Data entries
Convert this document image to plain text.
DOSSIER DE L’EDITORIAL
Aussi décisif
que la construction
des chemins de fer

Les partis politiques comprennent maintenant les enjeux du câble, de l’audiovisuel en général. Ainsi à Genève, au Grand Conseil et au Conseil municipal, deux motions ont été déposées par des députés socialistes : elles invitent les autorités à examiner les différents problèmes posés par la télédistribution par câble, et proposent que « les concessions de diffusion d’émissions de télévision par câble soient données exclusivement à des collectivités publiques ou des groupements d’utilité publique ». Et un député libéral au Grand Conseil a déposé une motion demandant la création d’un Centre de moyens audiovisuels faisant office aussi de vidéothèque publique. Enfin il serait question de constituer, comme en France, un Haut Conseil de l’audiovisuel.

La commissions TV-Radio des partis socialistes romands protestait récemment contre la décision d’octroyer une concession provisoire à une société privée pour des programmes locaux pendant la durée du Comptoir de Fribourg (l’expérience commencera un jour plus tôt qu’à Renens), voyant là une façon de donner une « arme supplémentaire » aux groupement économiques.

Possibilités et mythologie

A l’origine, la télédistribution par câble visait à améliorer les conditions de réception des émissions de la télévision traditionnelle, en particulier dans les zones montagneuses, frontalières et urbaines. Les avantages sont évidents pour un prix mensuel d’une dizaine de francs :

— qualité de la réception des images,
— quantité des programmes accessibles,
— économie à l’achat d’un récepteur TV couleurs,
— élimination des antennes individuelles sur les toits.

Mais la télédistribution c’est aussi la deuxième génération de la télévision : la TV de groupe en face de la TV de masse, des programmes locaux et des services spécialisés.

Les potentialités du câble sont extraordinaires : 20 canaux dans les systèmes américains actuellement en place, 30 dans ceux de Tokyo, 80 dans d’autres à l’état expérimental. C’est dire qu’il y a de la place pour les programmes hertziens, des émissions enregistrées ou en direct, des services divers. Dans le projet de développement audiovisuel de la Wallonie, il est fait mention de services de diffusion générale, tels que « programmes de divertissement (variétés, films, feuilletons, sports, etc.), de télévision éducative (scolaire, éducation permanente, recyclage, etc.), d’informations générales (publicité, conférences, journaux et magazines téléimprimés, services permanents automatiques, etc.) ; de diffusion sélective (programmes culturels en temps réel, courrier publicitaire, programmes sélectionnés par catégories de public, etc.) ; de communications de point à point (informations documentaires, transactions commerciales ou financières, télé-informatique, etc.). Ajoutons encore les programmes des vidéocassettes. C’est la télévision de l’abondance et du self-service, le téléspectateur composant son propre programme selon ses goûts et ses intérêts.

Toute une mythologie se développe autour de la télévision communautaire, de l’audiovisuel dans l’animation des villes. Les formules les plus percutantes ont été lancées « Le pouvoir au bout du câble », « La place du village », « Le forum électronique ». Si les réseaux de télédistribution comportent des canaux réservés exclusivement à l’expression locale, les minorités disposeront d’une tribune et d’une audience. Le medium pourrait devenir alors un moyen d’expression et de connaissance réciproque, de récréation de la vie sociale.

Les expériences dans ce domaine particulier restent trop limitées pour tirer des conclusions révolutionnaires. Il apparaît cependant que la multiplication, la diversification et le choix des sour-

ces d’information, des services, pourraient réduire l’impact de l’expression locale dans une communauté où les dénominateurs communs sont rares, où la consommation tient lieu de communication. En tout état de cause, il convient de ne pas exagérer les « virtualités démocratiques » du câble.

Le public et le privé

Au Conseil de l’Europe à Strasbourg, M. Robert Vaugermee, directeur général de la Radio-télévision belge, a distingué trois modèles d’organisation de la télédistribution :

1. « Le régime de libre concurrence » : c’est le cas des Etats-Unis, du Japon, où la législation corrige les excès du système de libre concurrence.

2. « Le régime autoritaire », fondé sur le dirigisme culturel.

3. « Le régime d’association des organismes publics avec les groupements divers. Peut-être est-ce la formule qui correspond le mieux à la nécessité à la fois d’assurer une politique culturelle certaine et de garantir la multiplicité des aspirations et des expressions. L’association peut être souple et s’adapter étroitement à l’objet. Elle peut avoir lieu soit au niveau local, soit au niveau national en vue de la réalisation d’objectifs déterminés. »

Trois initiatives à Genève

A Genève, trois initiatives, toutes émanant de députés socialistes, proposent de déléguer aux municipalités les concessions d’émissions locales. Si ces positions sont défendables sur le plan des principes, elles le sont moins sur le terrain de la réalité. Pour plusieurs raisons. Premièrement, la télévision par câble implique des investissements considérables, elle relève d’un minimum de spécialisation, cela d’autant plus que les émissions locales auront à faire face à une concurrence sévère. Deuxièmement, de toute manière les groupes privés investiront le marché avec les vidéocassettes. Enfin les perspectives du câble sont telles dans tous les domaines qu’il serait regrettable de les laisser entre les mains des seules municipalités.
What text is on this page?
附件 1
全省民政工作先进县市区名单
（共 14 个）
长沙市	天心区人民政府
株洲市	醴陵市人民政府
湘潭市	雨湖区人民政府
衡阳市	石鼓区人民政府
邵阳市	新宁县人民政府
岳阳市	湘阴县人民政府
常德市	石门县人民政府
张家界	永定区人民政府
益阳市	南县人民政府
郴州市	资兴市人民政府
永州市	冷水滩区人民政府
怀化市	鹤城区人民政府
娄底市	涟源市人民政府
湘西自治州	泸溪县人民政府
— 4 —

*Task requirements*
Pick out, from the lines above, every one that contains the string "mythologie".

*Reply*
Possibilités et mythologie
Toute une mythologie se développe autour de la télévision communautaire, de l’audiovisuel dans l’animation des villes. Les formules les plus percutantes ont été lancées « Le pouvoir au bout du câble », « La place du village », « Le forum électronique ». Si les réseaux de télédistribution comportent des canaux réservés exclusivement à l’expression locale, les minorités disposeront d’une tribune et d’une audience. Le medium pourrait devenir alors un moyen d’expression et de connaissance réciproque, de récréation de la vie sociale.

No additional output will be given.